_Brief_
Would you return the complete listing below word for word?

_Provided information_
══════════════════════════════
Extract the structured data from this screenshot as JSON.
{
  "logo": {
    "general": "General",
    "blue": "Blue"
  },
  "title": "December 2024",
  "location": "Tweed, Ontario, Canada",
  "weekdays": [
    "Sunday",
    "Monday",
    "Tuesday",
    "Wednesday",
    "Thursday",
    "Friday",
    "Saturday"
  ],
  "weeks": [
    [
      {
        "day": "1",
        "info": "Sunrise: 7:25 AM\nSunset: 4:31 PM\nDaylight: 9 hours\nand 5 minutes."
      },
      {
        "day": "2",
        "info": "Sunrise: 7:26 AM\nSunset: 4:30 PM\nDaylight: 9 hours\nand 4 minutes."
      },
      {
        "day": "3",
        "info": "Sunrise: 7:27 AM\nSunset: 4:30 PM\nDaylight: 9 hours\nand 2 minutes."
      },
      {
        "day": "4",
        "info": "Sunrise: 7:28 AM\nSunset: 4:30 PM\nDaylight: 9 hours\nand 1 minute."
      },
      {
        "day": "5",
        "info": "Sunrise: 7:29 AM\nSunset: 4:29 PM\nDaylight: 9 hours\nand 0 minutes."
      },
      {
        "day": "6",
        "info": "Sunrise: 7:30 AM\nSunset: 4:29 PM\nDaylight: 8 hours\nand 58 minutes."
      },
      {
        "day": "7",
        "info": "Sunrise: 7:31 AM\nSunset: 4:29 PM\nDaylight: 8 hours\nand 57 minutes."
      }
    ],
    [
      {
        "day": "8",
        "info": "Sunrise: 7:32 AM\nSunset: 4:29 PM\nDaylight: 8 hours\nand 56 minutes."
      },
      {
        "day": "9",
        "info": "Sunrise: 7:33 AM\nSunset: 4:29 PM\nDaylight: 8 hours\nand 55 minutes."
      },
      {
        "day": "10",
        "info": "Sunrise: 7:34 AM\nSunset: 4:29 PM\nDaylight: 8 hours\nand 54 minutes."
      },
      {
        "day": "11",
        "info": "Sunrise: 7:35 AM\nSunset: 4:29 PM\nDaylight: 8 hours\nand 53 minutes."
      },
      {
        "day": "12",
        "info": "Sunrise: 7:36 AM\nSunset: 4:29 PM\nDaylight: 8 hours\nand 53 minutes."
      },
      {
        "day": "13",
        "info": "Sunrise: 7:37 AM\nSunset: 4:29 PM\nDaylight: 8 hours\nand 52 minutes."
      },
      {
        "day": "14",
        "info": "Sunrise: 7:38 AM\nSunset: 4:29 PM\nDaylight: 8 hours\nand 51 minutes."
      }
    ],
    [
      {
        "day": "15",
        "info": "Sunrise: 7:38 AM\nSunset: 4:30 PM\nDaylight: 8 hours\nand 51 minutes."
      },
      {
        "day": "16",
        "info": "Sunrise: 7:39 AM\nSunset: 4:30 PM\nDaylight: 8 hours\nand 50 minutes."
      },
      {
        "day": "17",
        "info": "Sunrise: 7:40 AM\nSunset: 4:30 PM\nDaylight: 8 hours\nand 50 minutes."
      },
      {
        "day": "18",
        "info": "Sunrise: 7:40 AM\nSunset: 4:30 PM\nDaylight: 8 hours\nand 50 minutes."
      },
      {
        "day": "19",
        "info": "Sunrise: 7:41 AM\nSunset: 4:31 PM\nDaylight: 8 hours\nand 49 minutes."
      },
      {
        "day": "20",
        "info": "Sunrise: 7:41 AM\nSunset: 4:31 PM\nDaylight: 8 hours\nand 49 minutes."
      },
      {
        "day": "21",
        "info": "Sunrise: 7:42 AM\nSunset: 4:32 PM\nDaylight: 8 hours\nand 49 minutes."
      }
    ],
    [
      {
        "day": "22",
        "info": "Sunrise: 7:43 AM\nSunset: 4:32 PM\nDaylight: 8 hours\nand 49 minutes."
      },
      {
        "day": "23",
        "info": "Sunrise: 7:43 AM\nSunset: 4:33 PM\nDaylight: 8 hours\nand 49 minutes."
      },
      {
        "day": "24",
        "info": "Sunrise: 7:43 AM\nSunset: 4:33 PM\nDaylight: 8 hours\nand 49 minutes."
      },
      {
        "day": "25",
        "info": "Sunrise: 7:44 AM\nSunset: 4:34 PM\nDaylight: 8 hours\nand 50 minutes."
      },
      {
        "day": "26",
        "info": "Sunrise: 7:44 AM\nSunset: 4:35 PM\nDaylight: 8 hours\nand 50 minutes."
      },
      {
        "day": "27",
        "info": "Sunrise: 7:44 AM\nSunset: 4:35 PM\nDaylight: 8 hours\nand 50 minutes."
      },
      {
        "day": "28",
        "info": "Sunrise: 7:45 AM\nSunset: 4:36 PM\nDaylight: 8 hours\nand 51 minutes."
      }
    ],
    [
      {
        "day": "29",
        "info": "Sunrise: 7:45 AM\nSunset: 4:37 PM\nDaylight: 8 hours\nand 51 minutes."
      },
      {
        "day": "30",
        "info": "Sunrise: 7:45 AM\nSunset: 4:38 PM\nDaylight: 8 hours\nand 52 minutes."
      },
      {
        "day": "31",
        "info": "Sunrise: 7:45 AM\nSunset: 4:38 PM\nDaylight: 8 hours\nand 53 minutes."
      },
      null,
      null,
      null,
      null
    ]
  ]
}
══════════════════════════════
_Complete response_
Extract the structured data from this screenshot as JSON.
{
  "logo": {
    "general": "General",
    "blue": "Blue"
  },
  "title": "December 2024",
  "location": "Tweed, Ontario, Canada",
  "weekdays": [
    "Sunday",
    "Monday",
    "Tuesday",
    "Wednesday",
    "Thursday",
    "Friday",
    "Saturday"
  ],
  "weeks": [
    [
      {
        "day": "1",
        "info": "Sunrise: 7:25 AM\nSunset: 4:31 PM\nDaylight: 9 hours\nand 5 minutes."
      },
      {
        "day": "2",
        "info": "Sunrise: 7:26 AM\nSunset: 4:30 PM\nDaylight: 9 hours\nand 4 minutes."
      },
      {
        "day": "3",
        "info": "Sunrise: 7:27 AM\nSunset: 4:30 PM\nDaylight: 9 hours\nand 2 minutes."
      },
      {
        "day": "4",
        "info": "Sunrise: 7:28 AM\nSunset: 4:30 PM\nDaylight: 9 hours\nand 1 minute."
      },
      {
        "day": "5",
        "info": "Sunrise: 7:29 AM\nSunset: 4:29 PM\nDaylight: 9 hours\nand 0 minutes."
      },
      {
        "day": "6",
        "info": "Sunrise: 7:30 AM\nSunset: 4:29 PM\nDaylight: 8 hours\nand 58 minutes."
      },
      {
        "day": "7",
        "info": "Sunrise: 7:31 AM\nSunset: 4:29 PM\nDaylight: 8 hours\nand 57 minutes."
      }
    ],
    [
      {
        "day": "8",
        "info": "Sunrise: 7:32 AM\nSunset: 4:29 PM\nDaylight: 8 hours\nand 56 minutes."
      },
      {
        "day": "9",
        "info": "Sunrise: 7:33 AM\nSunset: 4:29 PM\nDaylight: 8 hours\nand 55 minutes."
      },
      {
        "day": "10",
        "info": "Sunrise: 7:34 AM\nSunset: 4:29 PM\nDaylight: 8 hours\nand 54 minutes."
      },
      {
        "day": "11",
        "info": "Sunrise: 7:35 AM\nSunset: 4:29 PM\nDaylight: 8 hours\nand 53 minutes."
      },
      {
        "day": "12",
        "info": "Sunrise: 7:36 AM\nSunset: 4:29 PM\nDaylight: 8 hours\nand 53 minutes."
      },
      {
        "day": "13",
        "info": "Sunrise: 7:37 AM\nSunset: 4:29 PM\nDaylight: 8 hours\nand 52 minutes."
      },
      {
        "day": "14",
        "info": "Sunrise: 7:38 AM\nSunset: 4:29 PM\nDaylight: 8 hours\nand 51 minutes."
      }
    ],
    [
      {
        "day": "15",
        "info": "Sunrise: 7:38 AM\nSunset: 4:30 PM\nDaylight: 8 hours\nand 51 minutes."
      },
      {
        "day": "16",
        "info": "Sunrise: 7:39 AM\nSunset: 4:30 PM\nDaylight: 8 hours\nand 50 minutes."
      },
      {
        "day": "17",
        "info": "Sunrise: 7:40 AM\nSunset: 4:30 PM\nDaylight: 8 hours\nand 50 minutes."
      },
      {
        "day": "18",
        "info": "Sunrise: 7:40 AM\nSunset: 4:30 PM\nDaylight: 8 hours\nand 50 minutes."
      },
      {
        "day": "19",
        "info": "Sunrise: 7:41 AM\nSunset: 4:31 PM\nDaylight: 8 hours\nand 49 minutes."
      },
      {
        "day": "20",
        "info": "Sunrise: 7:41 AM\nSunset: 4:31 PM\nDaylight: 8 hours\nand 49 minutes."
      },
      {
        "day": "21",
        "info": "Sunrise: 7:42 AM\nSunset: 4:32 PM\nDaylight: 8 hours\nand 49 minutes."
      }
    ],
    [
      {
        "day": "22",
        "info": "Sunrise: 7:43 AM\nSunset: 4:32 PM\nDaylight: 8 hours\nand 49 minutes."
      },
      {
        "day": "23",
        "info": "Sunrise: 7:43 AM\nSunset: 4:33 PM\nDaylight: 8 hours\nand 49 minutes."
      },
      {
        "day": "24",
        "info": "Sunrise: 7:43 AM\nSunset: 4:33 PM\nDaylight: 8 hours\nand 49 minutes."
      },
      {
        "day": "25",
        "info": "Sunrise: 7:44 AM\nSunset: 4:34 PM\nDaylight: 8 hours\nand 50 minutes."
      },
      {
        "day": "26",
        "info": "Sunrise: 7:44 AM\nSunset: 4:35 PM\nDaylight: 8 hours\nand 50 minutes."
      },
      {
        "day": "27",
        "info": "Sunrise: 7:44 AM\nSunset: 4:35 PM\nDaylight: 8 hours\nand 50 minutes."
      },
      {
        "day": "28",
        "info": "Sunrise: 7:45 AM\nSunset: 4:36 PM\nDaylight: 8 hours\nand 51 minutes."
      }
    ],
    [
      {
        "day": "29",
        "info": "Sunrise: 7:45 AM\nSunset: 4:37 PM\nDaylight: 8 hours\nand 51 minutes."
      },
      {
        "day": "30",
        "info": "Sunrise: 7:45 AM\nSunset: 4:38 PM\nDaylight: 8 hours\nand 52 minutes."
      },
      {
        "day": "31",
        "info": "Sunrise: 7:45 AM\nSunset: 4:38 PM\nDaylight: 8 hours\nand 53 minutes."
      },
      null,
      null,
      null,
      null
    ]
  ]
}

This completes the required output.